_DESCRIPTION OF THE TASK_: Filter the records below down to lines containing "title".

::::

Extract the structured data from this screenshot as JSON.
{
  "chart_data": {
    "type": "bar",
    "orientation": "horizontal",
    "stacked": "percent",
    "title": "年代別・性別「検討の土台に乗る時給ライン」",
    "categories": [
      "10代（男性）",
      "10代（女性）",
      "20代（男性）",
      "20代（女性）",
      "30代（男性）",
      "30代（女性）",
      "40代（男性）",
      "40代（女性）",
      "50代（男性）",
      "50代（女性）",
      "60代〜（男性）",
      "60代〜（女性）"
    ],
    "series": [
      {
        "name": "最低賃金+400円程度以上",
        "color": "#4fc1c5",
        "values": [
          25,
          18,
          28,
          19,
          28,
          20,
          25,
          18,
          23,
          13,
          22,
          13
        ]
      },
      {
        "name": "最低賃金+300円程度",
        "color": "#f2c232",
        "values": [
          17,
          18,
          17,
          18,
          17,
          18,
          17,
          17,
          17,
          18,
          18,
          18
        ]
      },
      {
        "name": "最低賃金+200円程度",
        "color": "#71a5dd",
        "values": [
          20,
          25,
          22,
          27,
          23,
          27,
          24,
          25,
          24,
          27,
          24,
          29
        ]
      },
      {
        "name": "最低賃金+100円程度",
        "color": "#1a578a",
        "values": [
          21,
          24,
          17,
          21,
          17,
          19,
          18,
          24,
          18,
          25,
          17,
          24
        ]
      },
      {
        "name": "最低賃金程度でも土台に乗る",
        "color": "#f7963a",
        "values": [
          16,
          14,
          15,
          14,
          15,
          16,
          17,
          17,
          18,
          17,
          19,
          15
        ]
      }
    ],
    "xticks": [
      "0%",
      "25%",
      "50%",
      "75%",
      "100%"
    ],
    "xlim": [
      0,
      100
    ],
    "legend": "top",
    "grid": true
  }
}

::::

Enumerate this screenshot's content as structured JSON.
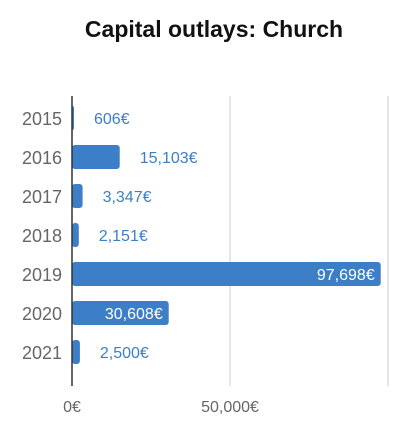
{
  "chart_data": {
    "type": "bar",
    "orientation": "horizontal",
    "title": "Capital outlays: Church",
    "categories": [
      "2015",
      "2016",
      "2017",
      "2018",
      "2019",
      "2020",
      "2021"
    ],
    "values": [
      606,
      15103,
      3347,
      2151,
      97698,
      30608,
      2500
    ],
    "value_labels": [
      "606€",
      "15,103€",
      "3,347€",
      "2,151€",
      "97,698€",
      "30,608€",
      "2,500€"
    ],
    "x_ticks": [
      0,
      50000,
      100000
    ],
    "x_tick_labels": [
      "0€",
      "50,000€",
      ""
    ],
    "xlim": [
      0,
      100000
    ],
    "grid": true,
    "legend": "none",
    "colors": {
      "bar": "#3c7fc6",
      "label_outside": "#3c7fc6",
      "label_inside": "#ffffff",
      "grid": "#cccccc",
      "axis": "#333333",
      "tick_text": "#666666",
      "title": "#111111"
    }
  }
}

::::

_RESULT OF THE EXERCISE_:
    "title": "年代別・性別「検討の土台に乗る時給ライン」",
    "title": "Capital outlays: Church",
      "title": "#111111"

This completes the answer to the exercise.